▸ **Work item**
In this exercise, return each entry exactly as given.

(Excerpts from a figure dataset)
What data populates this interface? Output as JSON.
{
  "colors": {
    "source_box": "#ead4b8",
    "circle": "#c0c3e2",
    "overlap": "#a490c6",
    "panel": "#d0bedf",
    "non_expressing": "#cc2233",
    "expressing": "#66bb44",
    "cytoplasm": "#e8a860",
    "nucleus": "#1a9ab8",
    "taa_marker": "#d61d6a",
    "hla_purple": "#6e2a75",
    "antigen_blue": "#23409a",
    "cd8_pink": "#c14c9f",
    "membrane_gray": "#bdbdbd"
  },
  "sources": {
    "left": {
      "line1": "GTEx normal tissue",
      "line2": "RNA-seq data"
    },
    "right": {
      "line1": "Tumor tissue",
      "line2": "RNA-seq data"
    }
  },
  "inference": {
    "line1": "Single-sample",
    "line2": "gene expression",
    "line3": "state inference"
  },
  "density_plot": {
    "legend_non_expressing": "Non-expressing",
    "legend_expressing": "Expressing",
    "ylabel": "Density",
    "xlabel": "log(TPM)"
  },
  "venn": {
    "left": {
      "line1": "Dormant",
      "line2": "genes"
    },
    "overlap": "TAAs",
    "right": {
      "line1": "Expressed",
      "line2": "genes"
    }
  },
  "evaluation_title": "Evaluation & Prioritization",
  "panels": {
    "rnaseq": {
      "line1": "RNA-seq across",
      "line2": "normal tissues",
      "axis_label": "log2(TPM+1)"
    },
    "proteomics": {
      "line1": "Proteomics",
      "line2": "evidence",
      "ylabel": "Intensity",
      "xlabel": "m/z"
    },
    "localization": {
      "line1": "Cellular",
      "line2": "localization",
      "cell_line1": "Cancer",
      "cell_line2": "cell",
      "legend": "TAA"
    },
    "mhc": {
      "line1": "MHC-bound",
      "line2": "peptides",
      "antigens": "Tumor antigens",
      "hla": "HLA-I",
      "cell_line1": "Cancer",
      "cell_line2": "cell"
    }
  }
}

▸ **Task solution**
What data populates this interface? Output as JSON.
{
  "colors": {
    "source_box": "#ead4b8",
    "circle": "#c0c3e2",
    "overlap": "#a490c6",
    "panel": "#d0bedf",
    "non_expressing": "#cc2233",
    "expressing": "#66bb44",
    "cytoplasm": "#e8a860",
    "nucleus": "#1a9ab8",
    "taa_marker": "#d61d6a",
    "hla_purple": "#6e2a75",
    "antigen_blue": "#23409a",
    "cd8_pink": "#c14c9f",
    "membrane_gray": "#bdbdbd"
  },
  "sources": {
    "left": {
      "line1": "GTEx normal tissue",
      "line2": "RNA-seq data"
    },
    "right": {
      "line1": "Tumor tissue",
      "line2": "RNA-seq data"
    }
  },
  "inference": {
    "line1": "Single-sample",
    "line2": "gene expression",
    "line3": "state inference"
  },
  "density_plot": {
    "legend_non_expressing": "Non-expressing",
    "legend_expressing": "Expressing",
    "ylabel": "Density",
    "xlabel": "log(TPM)"
  },
  "venn": {
    "left": {
      "line1": "Dormant",
      "line2": "genes"
    },
    "overlap": "TAAs",
    "right": {
      "line1": "Expressed",
      "line2": "genes"
    }
  },
  "evaluation_title": "Evaluation & Prioritization",
  "panels": {
    "rnaseq": {
      "line1": "RNA-seq across",
      "line2": "normal tissues",
      "axis_label": "log2(TPM+1)"
    },
    "proteomics": {
      "line1": "Proteomics",
      "line2": "evidence",
      "ylabel": "Intensity",
      "xlabel": "m/z"
    },
    "localization": {
      "line1": "Cellular",
      "line2": "localization",
      "cell_line1": "Cancer",
      "cell_line2": "cell",
      "legend": "TAA"
    },
    "mhc": {
      "line1": "MHC-bound",
      "line2": "peptides",
      "antigens": "Tumor antigens",
      "hla": "HLA-I",
      "cell_line1": "Cancer",
      "cell_line2": "cell"
    }
  }
}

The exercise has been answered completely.